**WRITTEN INSTRUCTION**
Repeat the listing word for word. No pictures belong in the copy.

**RECORDS**
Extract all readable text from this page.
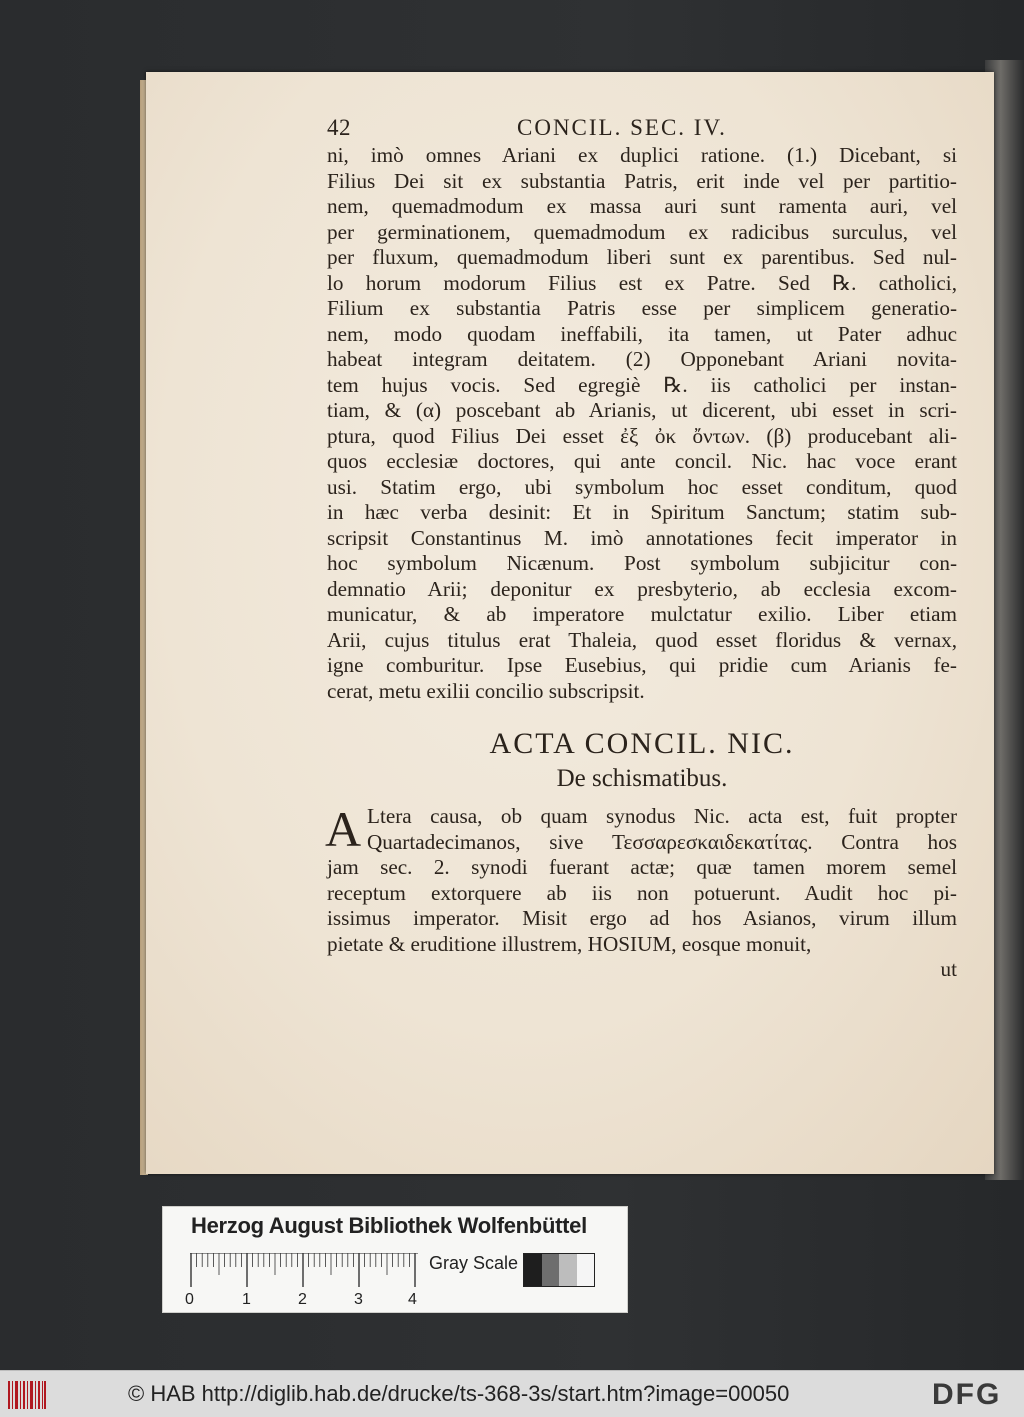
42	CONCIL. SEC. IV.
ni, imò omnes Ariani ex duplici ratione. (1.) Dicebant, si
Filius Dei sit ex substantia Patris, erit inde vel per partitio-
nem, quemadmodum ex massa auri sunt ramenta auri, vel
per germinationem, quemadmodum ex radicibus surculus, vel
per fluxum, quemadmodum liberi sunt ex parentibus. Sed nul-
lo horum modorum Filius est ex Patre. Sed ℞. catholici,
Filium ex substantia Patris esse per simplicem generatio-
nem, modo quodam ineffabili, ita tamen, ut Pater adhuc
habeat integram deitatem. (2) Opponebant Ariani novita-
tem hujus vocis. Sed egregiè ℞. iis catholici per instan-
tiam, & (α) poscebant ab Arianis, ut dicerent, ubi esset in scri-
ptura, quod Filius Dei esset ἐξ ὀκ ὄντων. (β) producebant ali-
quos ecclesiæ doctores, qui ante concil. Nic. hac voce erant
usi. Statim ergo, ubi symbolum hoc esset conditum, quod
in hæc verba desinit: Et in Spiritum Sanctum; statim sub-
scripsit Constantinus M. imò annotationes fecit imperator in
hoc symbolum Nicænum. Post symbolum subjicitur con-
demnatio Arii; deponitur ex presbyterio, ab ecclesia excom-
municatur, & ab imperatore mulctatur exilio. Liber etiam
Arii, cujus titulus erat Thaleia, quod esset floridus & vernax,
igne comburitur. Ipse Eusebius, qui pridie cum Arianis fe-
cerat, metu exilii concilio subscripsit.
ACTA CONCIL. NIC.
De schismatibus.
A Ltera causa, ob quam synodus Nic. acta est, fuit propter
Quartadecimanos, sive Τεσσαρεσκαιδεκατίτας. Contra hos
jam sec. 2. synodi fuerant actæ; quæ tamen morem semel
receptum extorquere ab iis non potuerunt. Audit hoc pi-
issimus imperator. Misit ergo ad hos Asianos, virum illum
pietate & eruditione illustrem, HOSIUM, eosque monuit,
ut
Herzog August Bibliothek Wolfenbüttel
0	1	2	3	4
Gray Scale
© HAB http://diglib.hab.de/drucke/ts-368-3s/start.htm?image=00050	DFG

**RESPONSE BELOW**
Extract all readable text from this page.
42	CONCIL. SEC. IV.
ni, imò omnes Ariani ex duplici ratione. (1.) Dicebant, si
Filius Dei sit ex substantia Patris, erit inde vel per partitio-
nem, quemadmodum ex massa auri sunt ramenta auri, vel
per germinationem, quemadmodum ex radicibus surculus, vel
per fluxum, quemadmodum liberi sunt ex parentibus. Sed nul-
lo horum modorum Filius est ex Patre. Sed ℞. catholici,
Filium ex substantia Patris esse per simplicem generatio-
nem, modo quodam ineffabili, ita tamen, ut Pater adhuc
habeat integram deitatem. (2) Opponebant Ariani novita-
tem hujus vocis. Sed egregiè ℞. iis catholici per instan-
tiam, & (α) poscebant ab Arianis, ut dicerent, ubi esset in scri-
ptura, quod Filius Dei esset ἐξ ὀκ ὄντων. (β) producebant ali-
quos ecclesiæ doctores, qui ante concil. Nic. hac voce erant
usi. Statim ergo, ubi symbolum hoc esset conditum, quod
in hæc verba desinit: Et in Spiritum Sanctum; statim sub-
scripsit Constantinus M. imò annotationes fecit imperator in
hoc symbolum Nicænum. Post symbolum subjicitur con-
demnatio Arii; deponitur ex presbyterio, ab ecclesia excom-
municatur, & ab imperatore mulctatur exilio. Liber etiam
Arii, cujus titulus erat Thaleia, quod esset floridus & vernax,
igne comburitur. Ipse Eusebius, qui pridie cum Arianis fe-
cerat, metu exilii concilio subscripsit.
ACTA CONCIL. NIC.
De schismatibus.
A Ltera causa, ob quam synodus Nic. acta est, fuit propter
Quartadecimanos, sive Τεσσαρεσκαιδεκατίτας. Contra hos
jam sec. 2. synodi fuerant actæ; quæ tamen morem semel
receptum extorquere ab iis non potuerunt. Audit hoc pi-
issimus imperator. Misit ergo ad hos Asianos, virum illum
pietate & eruditione illustrem, HOSIUM, eosque monuit,
ut
Herzog August Bibliothek Wolfenbüttel
0	1	2	3	4
Gray Scale
© HAB http://diglib.hab.de/drucke/ts-368-3s/start.htm?image=00050	DFG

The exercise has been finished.